_TASK GOAL_.
Once the pictures are set aside, transcribe the remaining data exactly.

_DATA FOR PROCESSING_.
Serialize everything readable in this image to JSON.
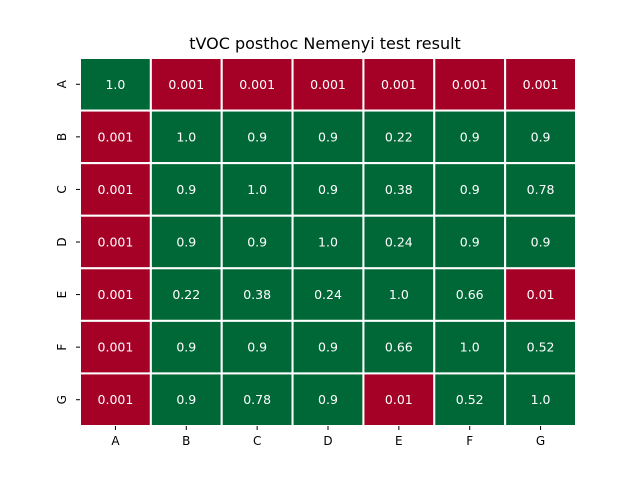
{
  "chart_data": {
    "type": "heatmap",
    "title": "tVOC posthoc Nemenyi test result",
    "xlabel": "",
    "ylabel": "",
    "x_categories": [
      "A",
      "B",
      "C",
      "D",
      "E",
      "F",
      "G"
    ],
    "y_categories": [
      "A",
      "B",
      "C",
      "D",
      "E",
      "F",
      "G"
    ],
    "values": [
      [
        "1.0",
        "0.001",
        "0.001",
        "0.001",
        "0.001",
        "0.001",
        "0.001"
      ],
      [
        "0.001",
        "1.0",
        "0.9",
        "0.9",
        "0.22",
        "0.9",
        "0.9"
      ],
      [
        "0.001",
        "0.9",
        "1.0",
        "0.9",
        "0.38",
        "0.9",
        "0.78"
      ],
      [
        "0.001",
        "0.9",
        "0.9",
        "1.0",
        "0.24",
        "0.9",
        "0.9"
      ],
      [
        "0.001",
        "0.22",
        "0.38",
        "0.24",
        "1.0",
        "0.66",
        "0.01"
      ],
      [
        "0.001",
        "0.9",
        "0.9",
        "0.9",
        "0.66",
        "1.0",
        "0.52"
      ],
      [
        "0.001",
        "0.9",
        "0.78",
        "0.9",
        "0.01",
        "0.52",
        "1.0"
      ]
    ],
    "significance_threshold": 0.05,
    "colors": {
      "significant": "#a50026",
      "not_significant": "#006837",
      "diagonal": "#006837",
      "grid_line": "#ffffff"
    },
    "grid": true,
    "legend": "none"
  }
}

_OUTPUT BELOW_.
Serialize everything readable in this image to JSON.
{
  "chart_data": {
    "type": "heatmap",
    "title": "tVOC posthoc Nemenyi test result",
    "xlabel": "",
    "ylabel": "",
    "x_categories": [
      "A",
      "B",
      "C",
      "D",
      "E",
      "F",
      "G"
    ],
    "y_categories": [
      "A",
      "B",
      "C",
      "D",
      "E",
      "F",
      "G"
    ],
    "values": [
      [
        "1.0",
        "0.001",
        "0.001",
        "0.001",
        "0.001",
        "0.001",
        "0.001"
      ],
      [
        "0.001",
        "1.0",
        "0.9",
        "0.9",
        "0.22",
        "0.9",
        "0.9"
      ],
      [
        "0.001",
        "0.9",
        "1.0",
        "0.9",
        "0.38",
        "0.9",
        "0.78"
      ],
      [
        "0.001",
        "0.9",
        "0.9",
        "1.0",
        "0.24",
        "0.9",
        "0.9"
      ],
      [
        "0.001",
        "0.22",
        "0.38",
        "0.24",
        "1.0",
        "0.66",
        "0.01"
      ],
      [
        "0.001",
        "0.9",
        "0.9",
        "0.9",
        "0.66",
        "1.0",
        "0.52"
      ],
      [
        "0.001",
        "0.9",
        "0.78",
        "0.9",
        "0.01",
        "0.52",
        "1.0"
      ]
    ],
    "significance_threshold": 0.05,
    "colors": {
      "significant": "#a50026",
      "not_significant": "#006837",
      "diagonal": "#006837",
      "grid_line": "#ffffff"
    },
    "grid": true,
    "legend": "none"
  }
}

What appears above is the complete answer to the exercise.